— Given problem —
Look through the records below, and copy out every line that holds the string "JSON".

— Chart and figure data —
━━━

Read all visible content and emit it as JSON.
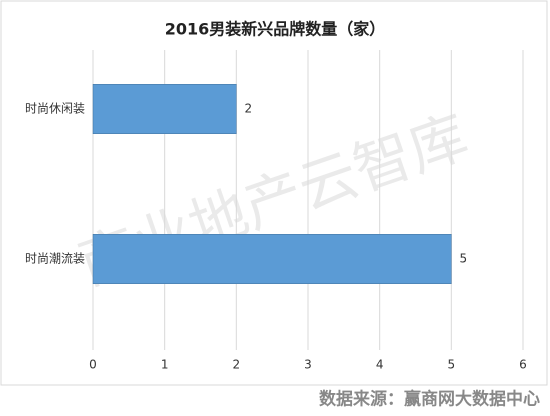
{
  "chart_data": {
    "type": "bar",
    "orientation": "horizontal",
    "title": "2016男装新兴品牌数量（家）",
    "categories": [
      "时尚休闲装",
      "时尚潮流装"
    ],
    "values": [
      2,
      5
    ],
    "color": "#5b9bd5",
    "xlim": [
      0,
      6
    ],
    "xticks": [
      0,
      1,
      2,
      3,
      4,
      5,
      6
    ],
    "grid": true,
    "watermark": "商业地产云智库",
    "source": "数据来源：赢商网大数据中心"
  }
}
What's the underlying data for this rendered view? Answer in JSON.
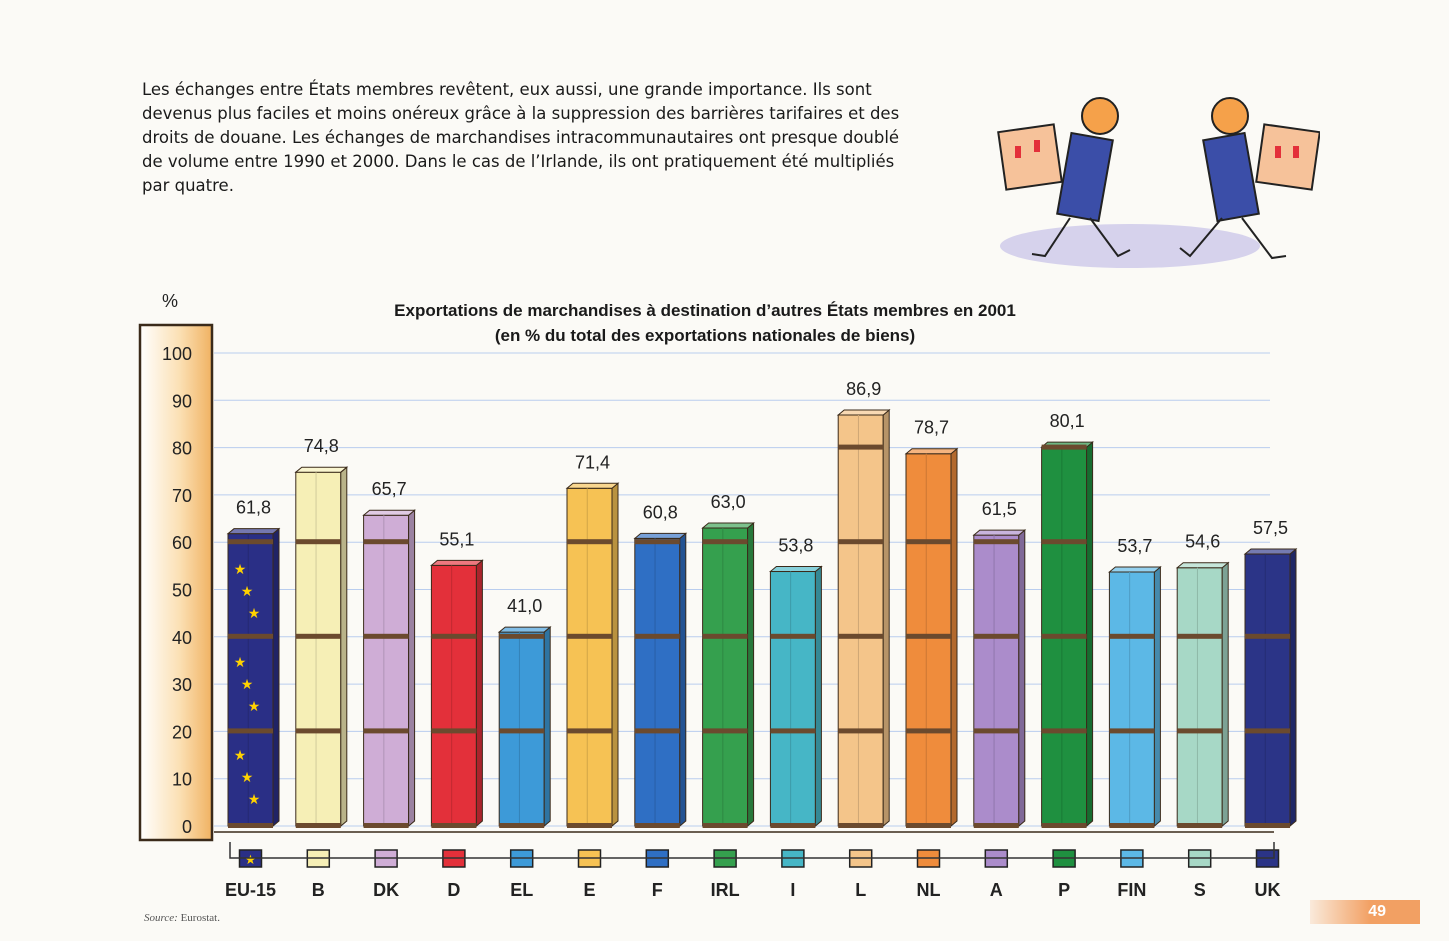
{
  "intro_text": "Les échanges entre États membres revêtent, eux aussi, une grande importance. Ils sont devenus plus faciles et moins onéreux grâce à la suppression des barrières tarifaires et des droits de douane. Les échanges de marchandises intracommunautaires ont presque doublé de volume entre 1990 et 2000. Dans le cas de l’Irlande, ils ont pratiquement été multipliés par quatre.",
  "chart_data": {
    "type": "bar",
    "title": "Exportations de marchandises à destination d’autres États membres en 2001",
    "subtitle": "(en % du total des exportations nationales de biens)",
    "ylabel": "%",
    "ylim": [
      0,
      100
    ],
    "yticks": [
      "0",
      "10",
      "20",
      "30",
      "40",
      "50",
      "60",
      "70",
      "80",
      "90",
      "100"
    ],
    "grid": true,
    "categories": [
      "EU-15",
      "B",
      "DK",
      "D",
      "EL",
      "E",
      "F",
      "IRL",
      "I",
      "L",
      "NL",
      "A",
      "P",
      "FIN",
      "S",
      "UK"
    ],
    "values": [
      61.8,
      74.8,
      65.7,
      55.1,
      41.0,
      71.4,
      60.8,
      63.0,
      53.8,
      86.9,
      78.7,
      61.5,
      80.1,
      53.7,
      54.6,
      57.5
    ],
    "value_labels": [
      "61,8",
      "74,8",
      "65,7",
      "55,1",
      "41,0",
      "71,4",
      "60,8",
      "63,0",
      "53,8",
      "86,9",
      "78,7",
      "61,5",
      "80,1",
      "53,7",
      "54,6",
      "57,5"
    ],
    "colors": [
      "#2a2f86",
      "#f6efb6",
      "#cfadd6",
      "#e3303a",
      "#3d9ad8",
      "#f6c254",
      "#2f6fc4",
      "#35a04e",
      "#46b6c6",
      "#f4c58a",
      "#ef8c3c",
      "#ab8ccb",
      "#1f9040",
      "#5cb8e6",
      "#a7d8c6",
      "#2b3487"
    ]
  },
  "source": {
    "label": "Source:",
    "text": "Eurostat."
  },
  "page_number": "49"
}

━━━

— Worked solution —
Read all visible content and emit it as JSON.
What's the underlying data for this rendered view? Answer in JSON.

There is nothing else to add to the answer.